> PASSAGE FOURNI
════════════════

Le vrai mal d’un pareil usage est l’idée qu’il donne à ce pauvre homme de son mérite. Comme le roi Midas, il voit changer en or tout ce qu’il touche, mais il n’aperçoit as quelles oreilles cela fait pousser. Pour en conserver de courtes à notre émile, préservons ses mains de ce riche talent ; que ce qu’il fait ne tire pas son prix de l’ouvrier, mais de l’ouvrage. Ne souffrons jamais qu’on juge du sien qu’en le comparant à celui des bons maîtres. Que son travail soit prisé par le travail même, & non parce qu’il est de lui. Dites de ce qui est bien fait : voilà qui est bienfait ; mais n’ajoutez point : Qui est-ce qui a fait cela ? S’il dit lui-même d’un air fier & content de lui : C’est moi qui l’ai fait, ajoutez froidement : Vous ou un autre, il n’importe c’est toujours un travail bien fait.

════════════════

> DOCUMENTS SOURCES

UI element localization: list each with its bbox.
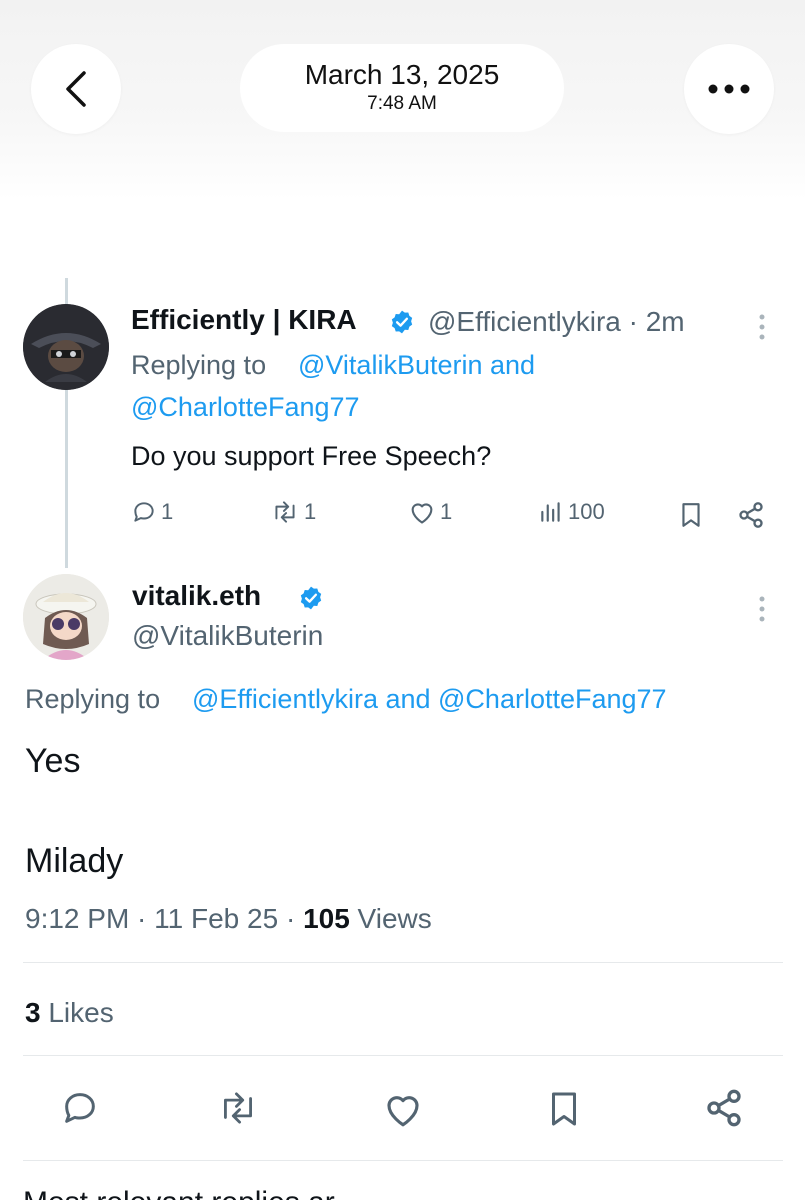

════════════════

Résumez le passage fourni en deux phrases. Les lignes proviennent d'une autre source.

> RÉPONSE ATTENDUE
Pour qu'Émile ne se fasse pas une trop haute idée de son mérite, son ouvrage doit tirer son prix de lui-même et non de son auteur, et n'être jugé qu'en comparaison avec celui des bons maîtres. Il convient de dire d'un travail qu'il est bien fait sans demander qui l'a fait, et, s'il s'en vante, de lui répondre froidement que, de lui ou d'un autre, c'est toujours un travail bien fait.